DATA TO PROCESS →
⁂

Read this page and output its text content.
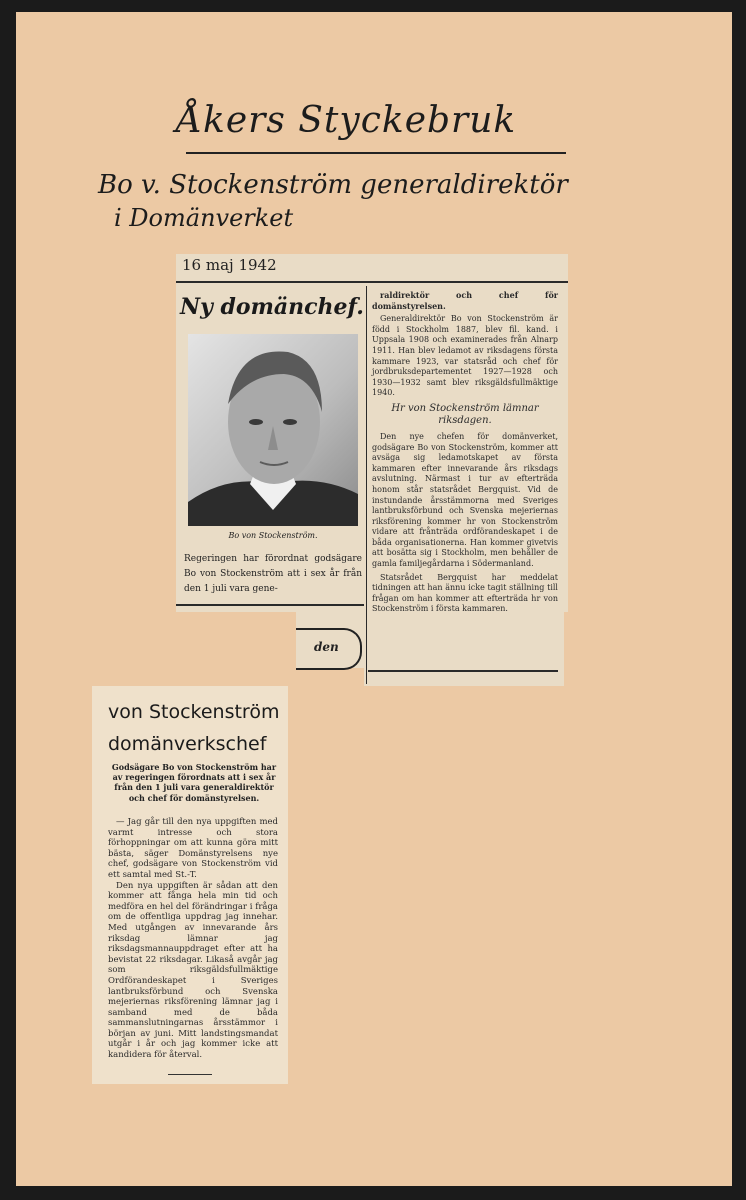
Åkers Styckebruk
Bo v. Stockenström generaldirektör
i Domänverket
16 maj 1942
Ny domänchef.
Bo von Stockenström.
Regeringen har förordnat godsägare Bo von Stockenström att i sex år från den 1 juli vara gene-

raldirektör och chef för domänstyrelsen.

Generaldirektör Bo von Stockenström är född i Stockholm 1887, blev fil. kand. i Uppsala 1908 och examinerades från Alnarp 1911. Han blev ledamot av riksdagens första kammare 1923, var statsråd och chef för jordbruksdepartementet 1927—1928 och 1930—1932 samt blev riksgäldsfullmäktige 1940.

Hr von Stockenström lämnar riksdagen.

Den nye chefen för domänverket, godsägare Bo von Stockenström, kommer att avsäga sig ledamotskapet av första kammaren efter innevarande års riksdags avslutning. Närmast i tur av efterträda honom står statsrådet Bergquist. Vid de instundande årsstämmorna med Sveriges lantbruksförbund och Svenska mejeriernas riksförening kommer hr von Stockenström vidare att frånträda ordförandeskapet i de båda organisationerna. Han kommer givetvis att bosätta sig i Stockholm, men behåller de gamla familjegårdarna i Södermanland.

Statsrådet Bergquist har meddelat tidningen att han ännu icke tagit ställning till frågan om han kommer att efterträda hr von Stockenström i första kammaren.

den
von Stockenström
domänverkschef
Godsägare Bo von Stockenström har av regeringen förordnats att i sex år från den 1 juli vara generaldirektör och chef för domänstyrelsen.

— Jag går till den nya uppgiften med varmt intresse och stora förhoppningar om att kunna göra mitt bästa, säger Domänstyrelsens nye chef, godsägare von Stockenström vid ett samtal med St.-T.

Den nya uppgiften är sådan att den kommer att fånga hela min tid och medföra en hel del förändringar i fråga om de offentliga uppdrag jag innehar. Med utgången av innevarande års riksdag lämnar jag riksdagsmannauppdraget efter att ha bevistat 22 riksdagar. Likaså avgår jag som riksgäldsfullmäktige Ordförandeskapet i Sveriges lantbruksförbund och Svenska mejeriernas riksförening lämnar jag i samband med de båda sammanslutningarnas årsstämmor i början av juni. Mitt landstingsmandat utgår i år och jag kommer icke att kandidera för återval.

⁂

EXERCISE INSTRUCTIONS → In the copy, include all records verbatim but no images.

ANSWER TO THIS PROBLEM →
Read this page and output its text content.
Åkers Styckebruk
Bo v. Stockenström generaldirektör
i Domänverket
16 maj 1942
Ny domänchef.
Bo von Stockenström.
Regeringen har förordnat godsägare Bo von Stockenström att i sex år från den 1 juli vara gene-

raldirektör och chef för domänstyrelsen.

Generaldirektör Bo von Stockenström är född i Stockholm 1887, blev fil. kand. i Uppsala 1908 och examinerades från Alnarp 1911. Han blev ledamot av riksdagens första kammare 1923, var statsråd och chef för jordbruksdepartementet 1927—1928 och 1930—1932 samt blev riksgäldsfullmäktige 1940.

Hr von Stockenström lämnar riksdagen.

Den nye chefen för domänverket, godsägare Bo von Stockenström, kommer att avsäga sig ledamotskapet av första kammaren efter innevarande års riksdags avslutning. Närmast i tur av efterträda honom står statsrådet Bergquist. Vid de instundande årsstämmorna med Sveriges lantbruksförbund och Svenska mejeriernas riksförening kommer hr von Stockenström vidare att frånträda ordförandeskapet i de båda organisationerna. Han kommer givetvis att bosätta sig i Stockholm, men behåller de gamla familjegårdarna i Södermanland.

Statsrådet Bergquist har meddelat tidningen att han ännu icke tagit ställning till frågan om han kommer att efterträda hr von Stockenström i första kammaren.

den
von Stockenström
domänverkschef
Godsägare Bo von Stockenström har av regeringen förordnats att i sex år från den 1 juli vara generaldirektör och chef för domänstyrelsen.

— Jag går till den nya uppgiften med varmt intresse och stora förhoppningar om att kunna göra mitt bästa, säger Domänstyrelsens nye chef, godsägare von Stockenström vid ett samtal med St.-T.

Den nya uppgiften är sådan att den kommer att fånga hela min tid och medföra en hel del förändringar i fråga om de offentliga uppdrag jag innehar. Med utgången av innevarande års riksdag lämnar jag riksdagsmannauppdraget efter att ha bevistat 22 riksdagar. Likaså avgår jag som riksgäldsfullmäktige Ordförandeskapet i Sveriges lantbruksförbund och Svenska mejeriernas riksförening lämnar jag i samband med de båda sammanslutningarnas årsstämmor i början av juni. Mitt landstingsmandat utgår i år och jag kommer icke att kandidera för återval.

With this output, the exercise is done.